§ **Aim of the exercise**:
Identify the lines that include the word "duszę", then copy all of them.

§ **Data entries**:
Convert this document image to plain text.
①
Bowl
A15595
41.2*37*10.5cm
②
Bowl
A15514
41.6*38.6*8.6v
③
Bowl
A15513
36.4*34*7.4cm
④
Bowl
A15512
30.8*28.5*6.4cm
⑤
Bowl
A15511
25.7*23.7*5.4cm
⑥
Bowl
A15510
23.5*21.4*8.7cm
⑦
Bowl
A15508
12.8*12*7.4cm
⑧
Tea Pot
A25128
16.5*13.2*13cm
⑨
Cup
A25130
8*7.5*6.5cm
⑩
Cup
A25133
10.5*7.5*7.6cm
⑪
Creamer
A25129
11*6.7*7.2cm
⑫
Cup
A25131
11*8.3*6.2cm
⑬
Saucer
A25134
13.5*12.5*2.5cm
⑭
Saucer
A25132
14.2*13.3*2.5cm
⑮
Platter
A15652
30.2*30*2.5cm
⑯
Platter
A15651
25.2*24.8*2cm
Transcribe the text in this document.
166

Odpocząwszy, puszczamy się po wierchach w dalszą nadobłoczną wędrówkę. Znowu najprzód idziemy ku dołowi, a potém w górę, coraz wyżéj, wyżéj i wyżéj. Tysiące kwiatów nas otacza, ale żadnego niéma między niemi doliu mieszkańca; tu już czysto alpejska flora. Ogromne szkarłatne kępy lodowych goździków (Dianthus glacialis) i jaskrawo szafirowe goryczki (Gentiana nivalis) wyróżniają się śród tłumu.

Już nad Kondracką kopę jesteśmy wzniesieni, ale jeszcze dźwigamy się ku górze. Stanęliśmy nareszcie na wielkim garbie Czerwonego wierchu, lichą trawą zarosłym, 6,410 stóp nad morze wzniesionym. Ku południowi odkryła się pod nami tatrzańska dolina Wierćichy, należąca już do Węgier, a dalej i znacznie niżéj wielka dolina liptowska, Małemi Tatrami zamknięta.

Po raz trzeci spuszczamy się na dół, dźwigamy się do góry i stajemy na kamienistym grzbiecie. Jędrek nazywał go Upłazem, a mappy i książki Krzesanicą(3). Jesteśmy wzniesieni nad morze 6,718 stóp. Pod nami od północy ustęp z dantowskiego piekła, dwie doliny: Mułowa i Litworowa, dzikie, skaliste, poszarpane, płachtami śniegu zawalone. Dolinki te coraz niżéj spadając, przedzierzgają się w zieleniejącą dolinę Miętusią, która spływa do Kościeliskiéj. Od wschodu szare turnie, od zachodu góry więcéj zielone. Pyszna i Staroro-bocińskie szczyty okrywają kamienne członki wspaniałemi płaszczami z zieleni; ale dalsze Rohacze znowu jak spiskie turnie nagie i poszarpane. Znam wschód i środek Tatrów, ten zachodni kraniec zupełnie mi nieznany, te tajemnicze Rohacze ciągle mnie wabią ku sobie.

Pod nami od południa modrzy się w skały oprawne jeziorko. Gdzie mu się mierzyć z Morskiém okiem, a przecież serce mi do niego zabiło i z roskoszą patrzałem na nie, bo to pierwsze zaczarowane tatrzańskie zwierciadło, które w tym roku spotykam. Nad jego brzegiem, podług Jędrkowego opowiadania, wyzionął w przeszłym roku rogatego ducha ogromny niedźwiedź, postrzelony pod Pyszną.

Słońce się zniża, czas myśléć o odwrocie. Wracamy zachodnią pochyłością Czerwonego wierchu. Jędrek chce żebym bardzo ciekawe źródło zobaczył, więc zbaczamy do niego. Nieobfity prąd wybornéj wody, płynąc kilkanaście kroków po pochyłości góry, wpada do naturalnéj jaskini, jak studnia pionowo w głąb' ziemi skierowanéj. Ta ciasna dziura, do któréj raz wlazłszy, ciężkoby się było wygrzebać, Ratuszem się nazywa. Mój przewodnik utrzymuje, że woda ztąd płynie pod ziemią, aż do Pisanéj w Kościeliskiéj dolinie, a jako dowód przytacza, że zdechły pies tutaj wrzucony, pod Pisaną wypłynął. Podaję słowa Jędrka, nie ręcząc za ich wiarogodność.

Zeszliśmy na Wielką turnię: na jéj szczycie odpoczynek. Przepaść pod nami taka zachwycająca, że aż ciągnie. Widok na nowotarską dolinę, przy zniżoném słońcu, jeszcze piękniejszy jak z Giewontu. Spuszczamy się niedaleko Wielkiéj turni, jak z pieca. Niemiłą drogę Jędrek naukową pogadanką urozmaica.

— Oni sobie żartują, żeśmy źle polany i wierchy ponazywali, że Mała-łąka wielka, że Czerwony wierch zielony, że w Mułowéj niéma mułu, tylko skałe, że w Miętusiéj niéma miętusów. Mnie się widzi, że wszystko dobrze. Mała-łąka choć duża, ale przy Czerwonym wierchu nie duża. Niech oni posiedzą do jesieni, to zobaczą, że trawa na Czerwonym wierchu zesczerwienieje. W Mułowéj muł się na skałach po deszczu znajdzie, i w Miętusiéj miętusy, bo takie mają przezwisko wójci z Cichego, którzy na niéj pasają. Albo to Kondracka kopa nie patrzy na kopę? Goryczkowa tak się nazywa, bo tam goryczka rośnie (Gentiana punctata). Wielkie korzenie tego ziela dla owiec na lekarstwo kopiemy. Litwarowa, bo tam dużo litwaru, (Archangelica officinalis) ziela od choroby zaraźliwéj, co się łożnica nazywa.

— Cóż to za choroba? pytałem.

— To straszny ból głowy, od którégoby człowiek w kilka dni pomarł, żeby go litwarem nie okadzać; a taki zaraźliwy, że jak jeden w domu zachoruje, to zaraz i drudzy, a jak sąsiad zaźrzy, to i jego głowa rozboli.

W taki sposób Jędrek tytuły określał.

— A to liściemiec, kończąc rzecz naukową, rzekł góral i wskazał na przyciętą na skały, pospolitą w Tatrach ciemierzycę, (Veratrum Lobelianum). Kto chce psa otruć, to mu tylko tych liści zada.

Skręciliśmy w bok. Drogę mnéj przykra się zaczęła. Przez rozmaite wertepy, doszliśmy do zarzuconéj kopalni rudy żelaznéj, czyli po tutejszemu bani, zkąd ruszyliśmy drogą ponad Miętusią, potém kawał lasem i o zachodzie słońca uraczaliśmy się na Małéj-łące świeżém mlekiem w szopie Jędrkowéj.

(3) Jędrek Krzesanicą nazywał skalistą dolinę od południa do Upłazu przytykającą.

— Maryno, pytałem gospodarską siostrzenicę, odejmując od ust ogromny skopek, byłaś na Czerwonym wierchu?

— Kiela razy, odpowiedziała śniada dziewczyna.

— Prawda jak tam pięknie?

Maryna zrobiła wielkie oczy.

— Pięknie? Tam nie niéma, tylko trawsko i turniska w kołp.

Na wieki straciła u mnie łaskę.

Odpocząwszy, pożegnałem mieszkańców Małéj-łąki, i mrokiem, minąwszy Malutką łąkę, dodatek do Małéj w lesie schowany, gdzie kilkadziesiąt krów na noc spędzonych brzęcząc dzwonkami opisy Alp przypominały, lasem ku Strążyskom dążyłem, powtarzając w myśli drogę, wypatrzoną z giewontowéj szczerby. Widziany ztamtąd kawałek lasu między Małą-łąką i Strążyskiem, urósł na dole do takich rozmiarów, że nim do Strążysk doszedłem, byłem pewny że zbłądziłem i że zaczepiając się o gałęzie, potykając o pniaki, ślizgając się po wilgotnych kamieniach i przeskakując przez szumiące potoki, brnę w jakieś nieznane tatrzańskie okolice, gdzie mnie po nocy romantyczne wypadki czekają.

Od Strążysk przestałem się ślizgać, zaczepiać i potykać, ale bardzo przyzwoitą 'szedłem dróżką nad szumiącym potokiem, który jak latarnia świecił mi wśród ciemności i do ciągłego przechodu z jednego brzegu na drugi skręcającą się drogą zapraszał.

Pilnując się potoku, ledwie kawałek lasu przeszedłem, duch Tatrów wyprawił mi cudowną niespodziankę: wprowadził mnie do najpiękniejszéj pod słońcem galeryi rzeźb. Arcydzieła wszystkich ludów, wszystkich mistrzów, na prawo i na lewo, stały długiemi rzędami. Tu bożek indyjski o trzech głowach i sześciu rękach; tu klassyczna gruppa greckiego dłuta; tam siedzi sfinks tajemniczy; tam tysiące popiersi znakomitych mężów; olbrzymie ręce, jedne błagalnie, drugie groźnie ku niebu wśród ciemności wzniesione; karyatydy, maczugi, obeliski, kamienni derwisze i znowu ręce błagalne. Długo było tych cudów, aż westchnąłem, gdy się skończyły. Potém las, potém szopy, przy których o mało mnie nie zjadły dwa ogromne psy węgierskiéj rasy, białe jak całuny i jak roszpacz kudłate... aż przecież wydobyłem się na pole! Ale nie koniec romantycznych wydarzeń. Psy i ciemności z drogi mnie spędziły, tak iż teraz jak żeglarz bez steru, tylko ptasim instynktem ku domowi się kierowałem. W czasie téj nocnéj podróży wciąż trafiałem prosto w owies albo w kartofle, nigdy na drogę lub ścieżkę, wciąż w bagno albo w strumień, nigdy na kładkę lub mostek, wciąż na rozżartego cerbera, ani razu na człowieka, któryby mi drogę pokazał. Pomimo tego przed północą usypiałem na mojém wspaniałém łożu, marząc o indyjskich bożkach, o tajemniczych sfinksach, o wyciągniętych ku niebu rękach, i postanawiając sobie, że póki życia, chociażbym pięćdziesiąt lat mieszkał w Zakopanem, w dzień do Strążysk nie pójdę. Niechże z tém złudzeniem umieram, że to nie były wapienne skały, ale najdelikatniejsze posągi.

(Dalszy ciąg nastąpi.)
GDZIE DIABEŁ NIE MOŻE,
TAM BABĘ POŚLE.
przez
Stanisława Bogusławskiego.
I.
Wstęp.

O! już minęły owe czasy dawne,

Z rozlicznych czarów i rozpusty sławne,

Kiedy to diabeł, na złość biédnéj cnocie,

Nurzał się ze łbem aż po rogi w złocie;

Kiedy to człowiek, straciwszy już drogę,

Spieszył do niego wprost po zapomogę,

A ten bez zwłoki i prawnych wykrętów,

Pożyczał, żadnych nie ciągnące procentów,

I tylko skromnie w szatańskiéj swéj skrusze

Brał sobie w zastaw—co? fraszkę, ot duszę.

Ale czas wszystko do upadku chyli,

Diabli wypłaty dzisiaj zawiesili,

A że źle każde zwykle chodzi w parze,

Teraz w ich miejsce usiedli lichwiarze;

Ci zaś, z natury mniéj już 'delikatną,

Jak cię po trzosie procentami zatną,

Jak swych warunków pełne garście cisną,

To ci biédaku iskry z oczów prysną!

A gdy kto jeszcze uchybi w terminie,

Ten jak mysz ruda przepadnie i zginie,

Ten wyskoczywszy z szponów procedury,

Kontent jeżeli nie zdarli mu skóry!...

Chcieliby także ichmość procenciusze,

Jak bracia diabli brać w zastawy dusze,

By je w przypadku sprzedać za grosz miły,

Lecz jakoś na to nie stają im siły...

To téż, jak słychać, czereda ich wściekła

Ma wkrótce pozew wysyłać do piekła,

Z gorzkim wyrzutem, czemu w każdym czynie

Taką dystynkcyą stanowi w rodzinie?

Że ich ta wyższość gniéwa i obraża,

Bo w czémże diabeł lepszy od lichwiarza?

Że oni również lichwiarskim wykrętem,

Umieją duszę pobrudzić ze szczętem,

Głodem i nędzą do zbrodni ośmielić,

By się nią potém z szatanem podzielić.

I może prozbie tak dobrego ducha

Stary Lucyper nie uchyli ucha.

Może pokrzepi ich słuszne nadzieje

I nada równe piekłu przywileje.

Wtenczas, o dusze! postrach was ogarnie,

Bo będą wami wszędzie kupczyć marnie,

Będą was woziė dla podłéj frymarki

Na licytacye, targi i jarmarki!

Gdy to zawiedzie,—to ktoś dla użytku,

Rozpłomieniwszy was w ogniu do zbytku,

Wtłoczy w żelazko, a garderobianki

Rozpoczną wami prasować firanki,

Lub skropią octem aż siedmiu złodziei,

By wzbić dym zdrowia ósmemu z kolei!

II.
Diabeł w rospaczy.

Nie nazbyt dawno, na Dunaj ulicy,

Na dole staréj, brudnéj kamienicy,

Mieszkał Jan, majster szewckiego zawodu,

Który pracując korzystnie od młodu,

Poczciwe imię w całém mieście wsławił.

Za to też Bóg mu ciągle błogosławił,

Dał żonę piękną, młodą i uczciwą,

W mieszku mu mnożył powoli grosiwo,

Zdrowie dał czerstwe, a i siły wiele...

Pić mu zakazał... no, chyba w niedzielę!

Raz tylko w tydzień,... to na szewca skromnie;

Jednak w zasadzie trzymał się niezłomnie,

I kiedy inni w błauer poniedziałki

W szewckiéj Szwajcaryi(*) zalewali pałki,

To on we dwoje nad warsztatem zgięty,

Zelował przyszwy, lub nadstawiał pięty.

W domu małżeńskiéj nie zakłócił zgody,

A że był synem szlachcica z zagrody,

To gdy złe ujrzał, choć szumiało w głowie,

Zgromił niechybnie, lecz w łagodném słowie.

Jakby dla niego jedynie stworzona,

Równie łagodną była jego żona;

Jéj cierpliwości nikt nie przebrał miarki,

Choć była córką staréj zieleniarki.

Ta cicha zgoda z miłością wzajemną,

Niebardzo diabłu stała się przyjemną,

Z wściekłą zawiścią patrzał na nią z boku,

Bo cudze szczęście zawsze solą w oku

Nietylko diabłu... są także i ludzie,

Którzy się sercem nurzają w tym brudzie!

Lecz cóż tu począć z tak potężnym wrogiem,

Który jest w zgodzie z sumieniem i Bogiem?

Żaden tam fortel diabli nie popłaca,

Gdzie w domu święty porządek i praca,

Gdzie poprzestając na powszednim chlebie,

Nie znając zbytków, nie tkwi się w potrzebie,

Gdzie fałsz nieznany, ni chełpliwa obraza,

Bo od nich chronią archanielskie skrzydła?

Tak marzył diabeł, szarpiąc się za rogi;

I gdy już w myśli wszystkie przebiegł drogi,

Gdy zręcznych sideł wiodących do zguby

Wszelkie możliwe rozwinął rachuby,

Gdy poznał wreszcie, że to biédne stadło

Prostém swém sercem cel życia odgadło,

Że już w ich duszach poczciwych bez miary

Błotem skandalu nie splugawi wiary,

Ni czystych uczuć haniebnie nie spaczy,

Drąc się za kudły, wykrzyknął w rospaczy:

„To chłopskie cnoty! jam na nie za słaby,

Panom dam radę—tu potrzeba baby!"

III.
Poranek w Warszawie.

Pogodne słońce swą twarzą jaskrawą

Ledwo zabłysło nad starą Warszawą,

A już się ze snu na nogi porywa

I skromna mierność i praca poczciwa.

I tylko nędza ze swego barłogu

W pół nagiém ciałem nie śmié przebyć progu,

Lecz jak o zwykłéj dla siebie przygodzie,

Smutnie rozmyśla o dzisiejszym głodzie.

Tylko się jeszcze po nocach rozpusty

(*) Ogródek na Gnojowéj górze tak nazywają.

§ **Answer to the task**:
Brał sobie w zastaw—co? fraszkę, ot duszę.
Umieją duszę pobrudzić ze szczętem,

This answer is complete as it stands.